## DIRECTIONS
Find the word "recognition" in the records below. List each line containing it.

## Saved entries
※ ※ ※
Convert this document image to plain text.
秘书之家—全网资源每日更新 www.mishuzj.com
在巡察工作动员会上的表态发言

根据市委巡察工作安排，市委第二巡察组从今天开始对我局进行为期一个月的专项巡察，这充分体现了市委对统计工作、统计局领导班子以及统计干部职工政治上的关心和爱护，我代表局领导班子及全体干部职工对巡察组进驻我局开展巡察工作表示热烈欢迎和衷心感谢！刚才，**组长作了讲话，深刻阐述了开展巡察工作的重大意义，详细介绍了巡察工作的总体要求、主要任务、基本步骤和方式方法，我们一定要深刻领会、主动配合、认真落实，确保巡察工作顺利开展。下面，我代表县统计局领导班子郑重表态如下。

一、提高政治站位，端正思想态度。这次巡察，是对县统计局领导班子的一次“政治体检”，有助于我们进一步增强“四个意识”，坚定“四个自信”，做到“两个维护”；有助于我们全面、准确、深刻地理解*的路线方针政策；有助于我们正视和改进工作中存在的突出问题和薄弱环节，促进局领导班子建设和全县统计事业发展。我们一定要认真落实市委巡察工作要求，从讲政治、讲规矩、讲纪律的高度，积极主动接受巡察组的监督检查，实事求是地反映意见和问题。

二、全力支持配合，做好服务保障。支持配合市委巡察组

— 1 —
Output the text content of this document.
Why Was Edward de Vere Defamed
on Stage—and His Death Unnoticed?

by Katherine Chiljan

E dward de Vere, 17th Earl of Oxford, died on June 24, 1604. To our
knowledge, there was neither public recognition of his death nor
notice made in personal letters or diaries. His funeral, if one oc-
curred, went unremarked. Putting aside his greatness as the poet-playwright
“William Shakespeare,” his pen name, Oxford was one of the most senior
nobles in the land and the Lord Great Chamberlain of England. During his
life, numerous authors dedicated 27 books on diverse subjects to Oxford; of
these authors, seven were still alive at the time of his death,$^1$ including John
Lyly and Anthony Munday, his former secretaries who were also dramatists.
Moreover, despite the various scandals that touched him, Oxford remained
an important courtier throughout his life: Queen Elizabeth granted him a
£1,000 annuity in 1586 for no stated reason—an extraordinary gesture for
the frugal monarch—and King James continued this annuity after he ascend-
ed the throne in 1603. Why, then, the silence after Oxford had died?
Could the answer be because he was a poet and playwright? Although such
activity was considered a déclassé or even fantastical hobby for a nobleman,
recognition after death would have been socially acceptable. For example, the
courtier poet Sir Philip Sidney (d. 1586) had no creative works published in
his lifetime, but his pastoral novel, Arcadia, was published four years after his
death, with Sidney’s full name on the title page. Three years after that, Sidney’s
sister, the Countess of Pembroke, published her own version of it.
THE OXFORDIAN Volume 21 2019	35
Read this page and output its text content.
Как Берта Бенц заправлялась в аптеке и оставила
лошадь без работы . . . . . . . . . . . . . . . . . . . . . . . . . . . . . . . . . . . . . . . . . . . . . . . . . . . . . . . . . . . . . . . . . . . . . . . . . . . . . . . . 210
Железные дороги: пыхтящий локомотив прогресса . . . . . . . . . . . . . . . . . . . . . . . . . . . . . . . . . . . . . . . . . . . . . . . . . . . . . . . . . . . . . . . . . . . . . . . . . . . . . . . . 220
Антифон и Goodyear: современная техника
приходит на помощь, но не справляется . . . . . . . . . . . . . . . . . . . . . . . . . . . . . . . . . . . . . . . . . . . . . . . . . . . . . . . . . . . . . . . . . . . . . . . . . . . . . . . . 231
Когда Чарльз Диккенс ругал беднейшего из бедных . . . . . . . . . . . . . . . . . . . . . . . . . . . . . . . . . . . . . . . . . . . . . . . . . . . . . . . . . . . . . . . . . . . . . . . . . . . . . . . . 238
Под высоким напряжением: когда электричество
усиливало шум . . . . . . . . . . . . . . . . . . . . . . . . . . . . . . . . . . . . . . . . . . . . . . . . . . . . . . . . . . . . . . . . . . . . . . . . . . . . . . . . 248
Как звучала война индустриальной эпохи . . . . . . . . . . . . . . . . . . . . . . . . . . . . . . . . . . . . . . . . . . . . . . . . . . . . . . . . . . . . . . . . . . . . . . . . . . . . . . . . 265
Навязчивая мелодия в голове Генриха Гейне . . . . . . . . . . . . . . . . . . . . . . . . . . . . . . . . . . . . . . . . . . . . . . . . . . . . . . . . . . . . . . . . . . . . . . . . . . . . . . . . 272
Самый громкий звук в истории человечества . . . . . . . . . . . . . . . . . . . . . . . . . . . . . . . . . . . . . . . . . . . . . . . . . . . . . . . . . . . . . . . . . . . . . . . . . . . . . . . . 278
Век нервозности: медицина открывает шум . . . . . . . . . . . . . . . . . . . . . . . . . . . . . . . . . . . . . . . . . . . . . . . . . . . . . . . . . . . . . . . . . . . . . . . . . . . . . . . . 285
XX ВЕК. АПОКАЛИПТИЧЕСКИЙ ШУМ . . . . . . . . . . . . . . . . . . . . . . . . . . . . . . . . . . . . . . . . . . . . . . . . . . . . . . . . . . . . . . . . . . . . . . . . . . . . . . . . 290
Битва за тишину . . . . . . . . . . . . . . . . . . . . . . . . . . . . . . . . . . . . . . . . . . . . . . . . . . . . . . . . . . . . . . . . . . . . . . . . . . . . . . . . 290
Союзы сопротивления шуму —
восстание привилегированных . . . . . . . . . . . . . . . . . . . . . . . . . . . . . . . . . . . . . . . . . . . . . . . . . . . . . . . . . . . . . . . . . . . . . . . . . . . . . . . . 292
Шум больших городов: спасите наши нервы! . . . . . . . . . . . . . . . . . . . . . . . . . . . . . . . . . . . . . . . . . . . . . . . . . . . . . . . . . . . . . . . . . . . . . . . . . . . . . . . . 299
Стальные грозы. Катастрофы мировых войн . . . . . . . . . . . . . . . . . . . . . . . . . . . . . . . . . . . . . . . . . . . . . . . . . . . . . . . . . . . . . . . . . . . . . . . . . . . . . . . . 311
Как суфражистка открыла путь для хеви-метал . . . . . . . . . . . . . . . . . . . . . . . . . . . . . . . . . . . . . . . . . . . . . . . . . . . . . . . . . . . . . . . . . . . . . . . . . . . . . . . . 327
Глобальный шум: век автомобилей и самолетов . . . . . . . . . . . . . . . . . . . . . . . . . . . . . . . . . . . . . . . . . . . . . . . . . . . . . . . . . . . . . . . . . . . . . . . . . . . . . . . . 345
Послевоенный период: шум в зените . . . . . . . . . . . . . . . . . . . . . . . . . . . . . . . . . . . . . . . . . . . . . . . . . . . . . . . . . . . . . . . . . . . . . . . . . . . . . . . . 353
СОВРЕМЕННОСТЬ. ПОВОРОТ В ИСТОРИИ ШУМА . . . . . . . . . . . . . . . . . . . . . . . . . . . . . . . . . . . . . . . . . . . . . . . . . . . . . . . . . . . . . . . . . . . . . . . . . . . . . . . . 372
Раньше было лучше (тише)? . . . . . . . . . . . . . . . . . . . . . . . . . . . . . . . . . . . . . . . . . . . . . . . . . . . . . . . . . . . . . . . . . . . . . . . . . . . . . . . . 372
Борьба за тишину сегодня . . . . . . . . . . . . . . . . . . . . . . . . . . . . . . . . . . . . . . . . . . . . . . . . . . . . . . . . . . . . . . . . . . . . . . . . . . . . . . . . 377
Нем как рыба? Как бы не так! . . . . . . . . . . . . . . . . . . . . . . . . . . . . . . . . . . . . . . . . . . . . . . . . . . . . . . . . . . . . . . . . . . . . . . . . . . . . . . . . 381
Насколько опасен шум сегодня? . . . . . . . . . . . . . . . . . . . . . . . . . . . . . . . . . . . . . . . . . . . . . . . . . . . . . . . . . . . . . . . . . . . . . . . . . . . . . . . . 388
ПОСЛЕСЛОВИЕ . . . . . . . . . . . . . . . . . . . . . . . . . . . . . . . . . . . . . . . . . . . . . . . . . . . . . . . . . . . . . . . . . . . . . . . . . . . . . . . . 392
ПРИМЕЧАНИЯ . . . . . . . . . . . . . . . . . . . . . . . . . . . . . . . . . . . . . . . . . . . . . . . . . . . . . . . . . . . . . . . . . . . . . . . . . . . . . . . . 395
※ ※ ※
## RIGHT ANSWER
knowledge, there was neither public recognition of his death nor
recognition after death would have been socially acceptable. For example, the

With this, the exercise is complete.